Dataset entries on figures
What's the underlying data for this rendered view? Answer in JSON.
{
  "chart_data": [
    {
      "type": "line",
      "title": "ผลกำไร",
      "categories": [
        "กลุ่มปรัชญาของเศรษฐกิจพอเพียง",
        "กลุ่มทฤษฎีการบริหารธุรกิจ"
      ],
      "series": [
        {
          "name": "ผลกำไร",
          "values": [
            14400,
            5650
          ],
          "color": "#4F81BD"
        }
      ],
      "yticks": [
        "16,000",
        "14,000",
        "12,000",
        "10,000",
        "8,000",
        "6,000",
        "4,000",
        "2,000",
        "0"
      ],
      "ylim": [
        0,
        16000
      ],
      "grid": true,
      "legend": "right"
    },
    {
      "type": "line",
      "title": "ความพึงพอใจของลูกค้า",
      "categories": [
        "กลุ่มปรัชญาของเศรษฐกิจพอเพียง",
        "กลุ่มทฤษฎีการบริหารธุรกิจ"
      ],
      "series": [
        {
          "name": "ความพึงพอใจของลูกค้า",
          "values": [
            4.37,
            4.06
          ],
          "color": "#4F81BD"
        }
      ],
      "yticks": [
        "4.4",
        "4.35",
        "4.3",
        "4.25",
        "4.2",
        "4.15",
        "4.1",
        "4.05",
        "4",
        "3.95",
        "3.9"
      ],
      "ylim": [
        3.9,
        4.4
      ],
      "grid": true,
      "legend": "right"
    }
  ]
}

_WHAT TO PRODUCE_
Output the listing above exactly as it appears.

_ANSWER IN FULL_
What's the underlying data for this rendered view? Answer in JSON.
{
  "chart_data": [
    {
      "type": "line",
      "title": "ผลกำไร",
      "categories": [
        "กลุ่มปรัชญาของเศรษฐกิจพอเพียง",
        "กลุ่มทฤษฎีการบริหารธุรกิจ"
      ],
      "series": [
        {
          "name": "ผลกำไร",
          "values": [
            14400,
            5650
          ],
          "color": "#4F81BD"
        }
      ],
      "yticks": [
        "16,000",
        "14,000",
        "12,000",
        "10,000",
        "8,000",
        "6,000",
        "4,000",
        "2,000",
        "0"
      ],
      "ylim": [
        0,
        16000
      ],
      "grid": true,
      "legend": "right"
    },
    {
      "type": "line",
      "title": "ความพึงพอใจของลูกค้า",
      "categories": [
        "กลุ่มปรัชญาของเศรษฐกิจพอเพียง",
        "กลุ่มทฤษฎีการบริหารธุรกิจ"
      ],
      "series": [
        {
          "name": "ความพึงพอใจของลูกค้า",
          "values": [
            4.37,
            4.06
          ],
          "color": "#4F81BD"
        }
      ],
      "yticks": [
        "4.4",
        "4.35",
        "4.3",
        "4.25",
        "4.2",
        "4.15",
        "4.1",
        "4.05",
        "4",
        "3.95",
        "3.9"
      ],
      "ylim": [
        3.9,
        4.4
      ],
      "grid": true,
      "legend": "right"
    }
  ]
}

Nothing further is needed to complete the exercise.